**INSTRUCTIONS TO FOLLOW:**
Transcribe the records that follow in their entirety, omitting any pictures.

**Collection entries:**
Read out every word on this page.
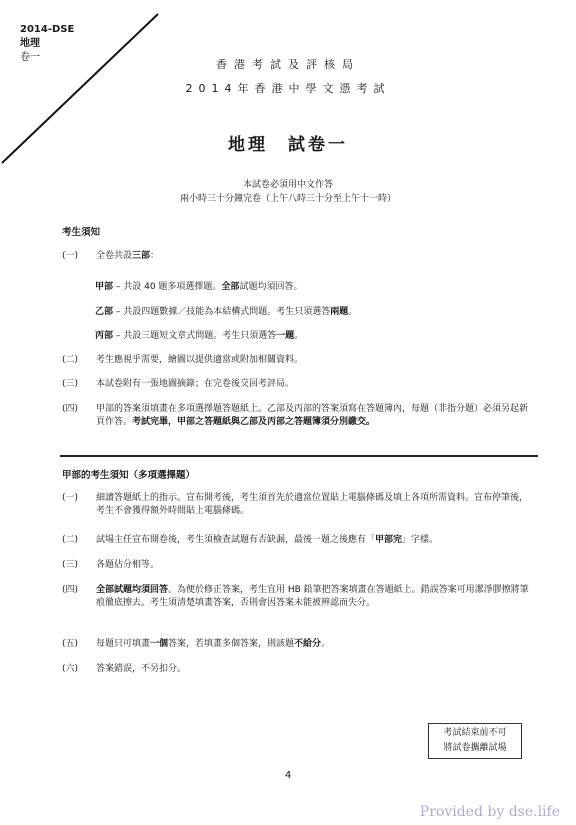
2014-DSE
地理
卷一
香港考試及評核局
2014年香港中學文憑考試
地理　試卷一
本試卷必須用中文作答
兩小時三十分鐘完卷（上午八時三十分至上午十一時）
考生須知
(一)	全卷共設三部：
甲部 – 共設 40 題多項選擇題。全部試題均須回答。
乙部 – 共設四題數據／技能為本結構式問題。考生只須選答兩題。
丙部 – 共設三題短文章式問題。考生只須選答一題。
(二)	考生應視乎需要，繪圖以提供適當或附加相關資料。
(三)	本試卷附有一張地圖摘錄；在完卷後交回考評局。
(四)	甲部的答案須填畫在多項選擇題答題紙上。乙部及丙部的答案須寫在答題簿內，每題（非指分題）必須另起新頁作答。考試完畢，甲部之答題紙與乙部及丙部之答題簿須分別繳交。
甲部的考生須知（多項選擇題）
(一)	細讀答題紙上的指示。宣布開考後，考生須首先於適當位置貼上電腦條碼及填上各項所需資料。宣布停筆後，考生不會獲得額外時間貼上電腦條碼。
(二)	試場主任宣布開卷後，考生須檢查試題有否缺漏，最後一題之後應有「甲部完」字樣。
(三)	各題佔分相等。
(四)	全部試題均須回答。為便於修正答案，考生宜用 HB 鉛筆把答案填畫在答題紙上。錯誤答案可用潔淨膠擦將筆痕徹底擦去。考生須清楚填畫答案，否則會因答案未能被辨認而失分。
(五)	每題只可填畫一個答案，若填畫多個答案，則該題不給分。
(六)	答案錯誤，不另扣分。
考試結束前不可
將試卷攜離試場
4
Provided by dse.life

**ANSWER FOR THE TASK:**
Read out every word on this page.
2014-DSE
地理
卷一
香港考試及評核局
2014年香港中學文憑考試
地理　試卷一
本試卷必須用中文作答
兩小時三十分鐘完卷（上午八時三十分至上午十一時）
考生須知
(一)	全卷共設三部：
甲部 – 共設 40 題多項選擇題。全部試題均須回答。
乙部 – 共設四題數據／技能為本結構式問題。考生只須選答兩題。
丙部 – 共設三題短文章式問題。考生只須選答一題。
(二)	考生應視乎需要，繪圖以提供適當或附加相關資料。
(三)	本試卷附有一張地圖摘錄；在完卷後交回考評局。
(四)	甲部的答案須填畫在多項選擇題答題紙上。乙部及丙部的答案須寫在答題簿內，每題（非指分題）必須另起新頁作答。考試完畢，甲部之答題紙與乙部及丙部之答題簿須分別繳交。
甲部的考生須知（多項選擇題）
(一)	細讀答題紙上的指示。宣布開考後，考生須首先於適當位置貼上電腦條碼及填上各項所需資料。宣布停筆後，考生不會獲得額外時間貼上電腦條碼。
(二)	試場主任宣布開卷後，考生須檢查試題有否缺漏，最後一題之後應有「甲部完」字樣。
(三)	各題佔分相等。
(四)	全部試題均須回答。為便於修正答案，考生宜用 HB 鉛筆把答案填畫在答題紙上。錯誤答案可用潔淨膠擦將筆痕徹底擦去。考生須清楚填畫答案，否則會因答案未能被辨認而失分。
(五)	每題只可填畫一個答案，若填畫多個答案，則該題不給分。
(六)	答案錯誤，不另扣分。
考試結束前不可
將試卷攜離試場
4
Provided by dse.life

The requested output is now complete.